| SHORT TASK |
Rewrite the records from the start through the line containing "tray-icon[interactable] bbox=[1310, 1022, 1326, 1038]", changing "Show all" to "View all" and leaving everything else as it stands.

[Items from a data source]
_ _ _

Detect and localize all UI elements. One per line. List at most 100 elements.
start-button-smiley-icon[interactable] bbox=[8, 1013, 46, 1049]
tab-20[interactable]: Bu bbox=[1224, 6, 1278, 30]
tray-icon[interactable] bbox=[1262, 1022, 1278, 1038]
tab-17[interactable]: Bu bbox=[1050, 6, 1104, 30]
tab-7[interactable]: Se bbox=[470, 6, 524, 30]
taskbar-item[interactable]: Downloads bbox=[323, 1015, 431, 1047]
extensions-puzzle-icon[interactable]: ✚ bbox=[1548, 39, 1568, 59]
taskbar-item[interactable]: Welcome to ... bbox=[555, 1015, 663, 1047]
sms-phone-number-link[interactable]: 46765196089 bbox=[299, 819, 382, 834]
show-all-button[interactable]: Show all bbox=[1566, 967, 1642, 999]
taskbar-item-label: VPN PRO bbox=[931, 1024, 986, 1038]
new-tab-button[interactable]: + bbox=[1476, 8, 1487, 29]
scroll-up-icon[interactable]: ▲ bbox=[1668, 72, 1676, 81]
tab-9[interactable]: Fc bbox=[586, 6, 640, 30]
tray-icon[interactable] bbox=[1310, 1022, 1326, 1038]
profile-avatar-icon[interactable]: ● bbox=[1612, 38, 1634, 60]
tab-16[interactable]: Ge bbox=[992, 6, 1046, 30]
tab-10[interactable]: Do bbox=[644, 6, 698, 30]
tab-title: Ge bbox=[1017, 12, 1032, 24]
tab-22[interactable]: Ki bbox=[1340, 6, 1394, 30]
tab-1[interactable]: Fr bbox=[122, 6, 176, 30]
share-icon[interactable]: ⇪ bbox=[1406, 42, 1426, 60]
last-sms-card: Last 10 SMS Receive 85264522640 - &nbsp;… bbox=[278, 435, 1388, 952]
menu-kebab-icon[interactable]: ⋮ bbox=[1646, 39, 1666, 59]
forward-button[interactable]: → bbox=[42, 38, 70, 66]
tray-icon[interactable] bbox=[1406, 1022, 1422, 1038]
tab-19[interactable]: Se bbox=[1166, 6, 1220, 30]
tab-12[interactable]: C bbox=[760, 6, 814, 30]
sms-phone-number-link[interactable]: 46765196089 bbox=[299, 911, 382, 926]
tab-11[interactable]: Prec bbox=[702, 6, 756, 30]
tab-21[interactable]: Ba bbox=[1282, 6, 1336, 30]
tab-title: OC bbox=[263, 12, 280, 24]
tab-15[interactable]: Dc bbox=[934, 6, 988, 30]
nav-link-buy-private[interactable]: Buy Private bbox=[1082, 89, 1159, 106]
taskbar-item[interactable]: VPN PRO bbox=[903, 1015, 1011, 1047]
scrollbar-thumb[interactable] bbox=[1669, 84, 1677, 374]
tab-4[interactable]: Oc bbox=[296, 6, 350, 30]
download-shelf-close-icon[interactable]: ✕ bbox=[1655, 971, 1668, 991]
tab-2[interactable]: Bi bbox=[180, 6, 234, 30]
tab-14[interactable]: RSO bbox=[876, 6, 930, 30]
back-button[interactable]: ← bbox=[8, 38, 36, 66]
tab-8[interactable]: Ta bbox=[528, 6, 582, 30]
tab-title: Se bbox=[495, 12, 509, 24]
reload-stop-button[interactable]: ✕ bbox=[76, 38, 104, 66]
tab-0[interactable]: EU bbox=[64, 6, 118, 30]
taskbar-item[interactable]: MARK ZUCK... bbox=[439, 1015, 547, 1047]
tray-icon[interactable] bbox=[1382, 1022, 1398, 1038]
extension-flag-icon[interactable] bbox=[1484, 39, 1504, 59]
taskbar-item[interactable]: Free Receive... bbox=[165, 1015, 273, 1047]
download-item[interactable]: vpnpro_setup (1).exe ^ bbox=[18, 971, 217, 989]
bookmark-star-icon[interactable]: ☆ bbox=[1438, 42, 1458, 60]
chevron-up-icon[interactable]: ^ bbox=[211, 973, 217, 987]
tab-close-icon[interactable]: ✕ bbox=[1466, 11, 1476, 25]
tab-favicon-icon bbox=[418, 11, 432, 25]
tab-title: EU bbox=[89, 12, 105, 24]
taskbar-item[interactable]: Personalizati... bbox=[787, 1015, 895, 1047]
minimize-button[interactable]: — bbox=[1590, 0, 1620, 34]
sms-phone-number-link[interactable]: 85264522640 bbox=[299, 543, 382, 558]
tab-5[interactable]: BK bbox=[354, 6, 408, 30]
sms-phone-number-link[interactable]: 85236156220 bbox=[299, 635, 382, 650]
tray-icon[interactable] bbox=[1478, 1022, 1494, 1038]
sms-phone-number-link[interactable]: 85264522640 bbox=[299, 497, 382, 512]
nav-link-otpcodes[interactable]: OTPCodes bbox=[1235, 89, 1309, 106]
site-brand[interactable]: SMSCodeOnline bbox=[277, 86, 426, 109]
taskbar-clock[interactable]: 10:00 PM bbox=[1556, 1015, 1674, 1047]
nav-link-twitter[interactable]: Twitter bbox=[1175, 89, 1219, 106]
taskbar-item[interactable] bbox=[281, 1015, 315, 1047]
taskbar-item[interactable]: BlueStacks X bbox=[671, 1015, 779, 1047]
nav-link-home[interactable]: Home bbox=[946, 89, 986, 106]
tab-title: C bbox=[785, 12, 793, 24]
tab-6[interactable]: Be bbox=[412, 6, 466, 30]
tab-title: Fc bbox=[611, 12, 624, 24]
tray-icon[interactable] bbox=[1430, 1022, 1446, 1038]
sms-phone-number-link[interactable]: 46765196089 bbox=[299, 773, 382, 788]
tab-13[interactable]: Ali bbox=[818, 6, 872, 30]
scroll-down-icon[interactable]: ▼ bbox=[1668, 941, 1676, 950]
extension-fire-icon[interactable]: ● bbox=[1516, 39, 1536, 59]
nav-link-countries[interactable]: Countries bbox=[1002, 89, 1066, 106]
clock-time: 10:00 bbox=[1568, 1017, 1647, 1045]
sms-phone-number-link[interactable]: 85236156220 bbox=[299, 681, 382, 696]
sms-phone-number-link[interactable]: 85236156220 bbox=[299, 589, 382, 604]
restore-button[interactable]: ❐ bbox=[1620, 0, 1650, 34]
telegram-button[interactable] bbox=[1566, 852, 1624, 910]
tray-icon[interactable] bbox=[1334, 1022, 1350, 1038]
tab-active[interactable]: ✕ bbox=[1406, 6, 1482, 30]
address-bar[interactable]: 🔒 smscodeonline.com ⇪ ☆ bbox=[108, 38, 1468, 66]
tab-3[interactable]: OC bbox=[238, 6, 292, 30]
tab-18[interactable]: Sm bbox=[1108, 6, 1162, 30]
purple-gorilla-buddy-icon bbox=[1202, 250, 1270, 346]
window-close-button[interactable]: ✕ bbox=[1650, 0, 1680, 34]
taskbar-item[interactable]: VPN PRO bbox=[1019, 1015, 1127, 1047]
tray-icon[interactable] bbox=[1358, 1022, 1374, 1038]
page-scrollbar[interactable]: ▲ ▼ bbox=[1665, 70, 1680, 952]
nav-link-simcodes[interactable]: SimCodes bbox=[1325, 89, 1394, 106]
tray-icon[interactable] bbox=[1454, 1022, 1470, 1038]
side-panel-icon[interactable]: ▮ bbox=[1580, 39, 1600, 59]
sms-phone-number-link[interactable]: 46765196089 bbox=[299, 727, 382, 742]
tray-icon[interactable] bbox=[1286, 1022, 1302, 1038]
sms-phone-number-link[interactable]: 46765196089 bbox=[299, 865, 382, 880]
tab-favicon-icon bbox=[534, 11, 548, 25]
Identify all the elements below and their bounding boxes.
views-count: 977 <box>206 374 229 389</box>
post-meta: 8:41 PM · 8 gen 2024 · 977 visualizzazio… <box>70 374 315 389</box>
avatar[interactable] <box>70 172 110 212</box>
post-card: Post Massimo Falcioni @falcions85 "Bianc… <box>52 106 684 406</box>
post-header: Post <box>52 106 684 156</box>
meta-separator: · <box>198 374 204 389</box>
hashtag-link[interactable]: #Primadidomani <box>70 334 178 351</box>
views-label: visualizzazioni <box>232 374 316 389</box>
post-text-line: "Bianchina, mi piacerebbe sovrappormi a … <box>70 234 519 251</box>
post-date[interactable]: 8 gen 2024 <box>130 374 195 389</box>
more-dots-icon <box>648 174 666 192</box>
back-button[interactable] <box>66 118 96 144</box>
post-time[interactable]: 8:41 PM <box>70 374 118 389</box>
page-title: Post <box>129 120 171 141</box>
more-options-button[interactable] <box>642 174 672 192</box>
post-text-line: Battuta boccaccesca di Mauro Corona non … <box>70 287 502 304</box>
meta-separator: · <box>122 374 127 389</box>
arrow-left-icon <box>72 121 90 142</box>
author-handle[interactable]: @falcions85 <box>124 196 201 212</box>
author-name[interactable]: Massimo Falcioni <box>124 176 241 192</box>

_ _ _

| CORRECT RESULT |
Detect and localize all UI elements. One per line. List at most 100 elements.
start-button-smiley-icon[interactable] bbox=[8, 1013, 46, 1049]
tab-20[interactable]: Bu bbox=[1224, 6, 1278, 30]
tray-icon[interactable] bbox=[1262, 1022, 1278, 1038]
tab-17[interactable]: Bu bbox=[1050, 6, 1104, 30]
tab-7[interactable]: Se bbox=[470, 6, 524, 30]
taskbar-item[interactable]: Downloads bbox=[323, 1015, 431, 1047]
extensions-puzzle-icon[interactable]: ✚ bbox=[1548, 39, 1568, 59]
taskbar-item[interactable]: Welcome to ... bbox=[555, 1015, 663, 1047]
sms-phone-number-link[interactable]: 46765196089 bbox=[299, 819, 382, 834]
show-all-button[interactable]: View all bbox=[1566, 967, 1642, 999]
taskbar-item-label: VPN PRO bbox=[931, 1024, 986, 1038]
new-tab-button[interactable]: + bbox=[1476, 8, 1487, 29]
scroll-up-icon[interactable]: ▲ bbox=[1668, 72, 1676, 81]
tab-9[interactable]: Fc bbox=[586, 6, 640, 30]
tray-icon[interactable] bbox=[1310, 1022, 1326, 1038]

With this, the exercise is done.